### Set task:
Collect each line containing "年全面从严治党工作".

### Dataset entries:
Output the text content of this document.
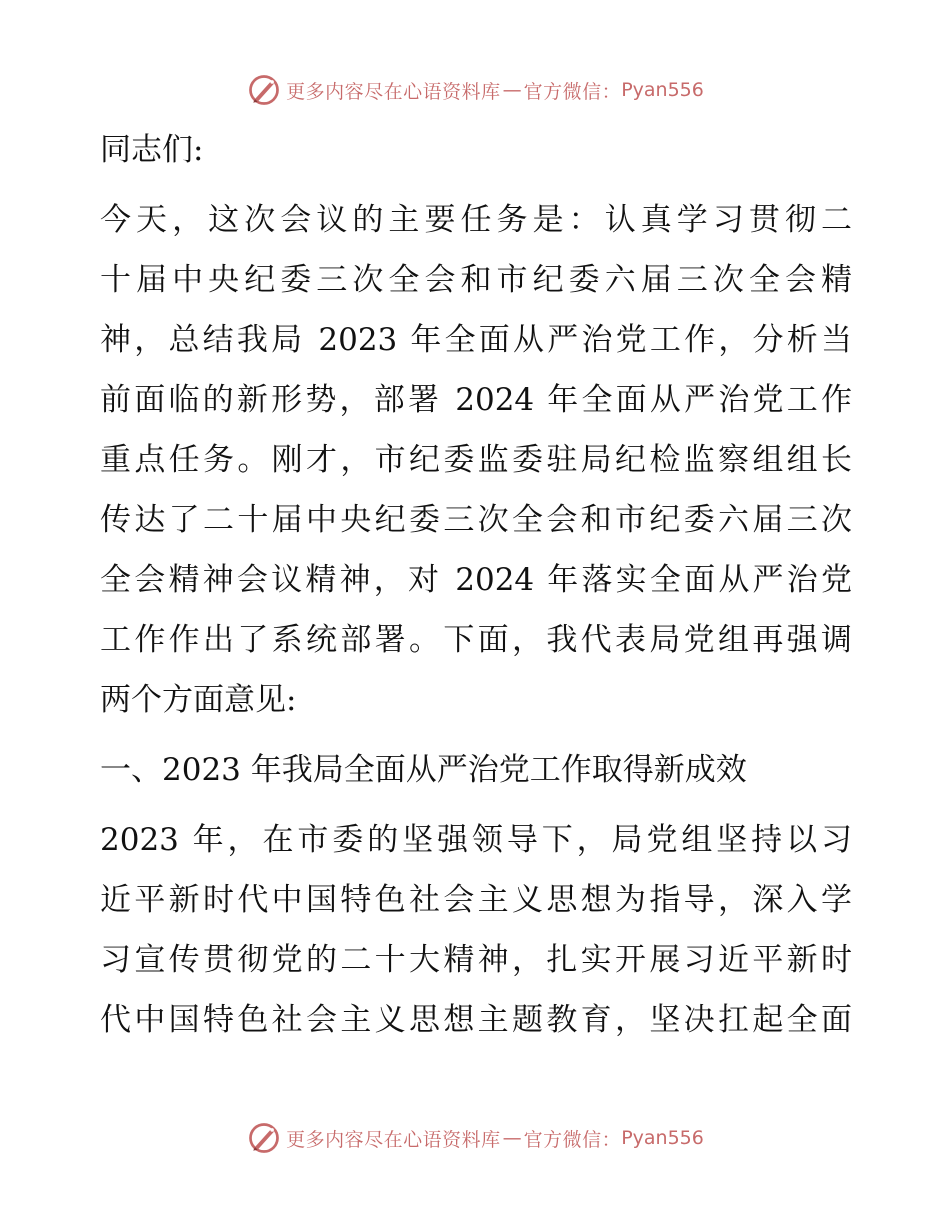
更多内容尽在心语资料库 — 官方微信： Pyan556
同志们:
今天，这次会议的主要任务是：认真学习贯彻二
十届中央纪委三次全会和市纪委六届三次全会精
神，总结我局 2023 年全面从严治党工作，分析当
前面临的新形势，部署 2024 年全面从严治党工作
重点任务。刚才，市纪委监委驻局纪检监察组组长
传达了二十届中央纪委三次全会和市纪委六届三次
全会精神会议精神，对 2024 年落实全面从严治党
工作作出了系统部署。下面，我代表局党组再强调
两个方面意见:
一、2023 年我局全面从严治党工作取得新成效
2023 年，在市委的坚强领导下，局党组坚持以习
近平新时代中国特色社会主义思想为指导，深入学
习宣传贯彻党的二十大精神，扎实开展习近平新时
代中国特色社会主义思想主题教育，坚决扛起全面
更多内容尽在心语资料库 — 官方微信： Pyan556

### Written answer:
神，总结我局 2023 年全面从严治党工作，分析当
前面临的新形势，部署 2024 年全面从严治党工作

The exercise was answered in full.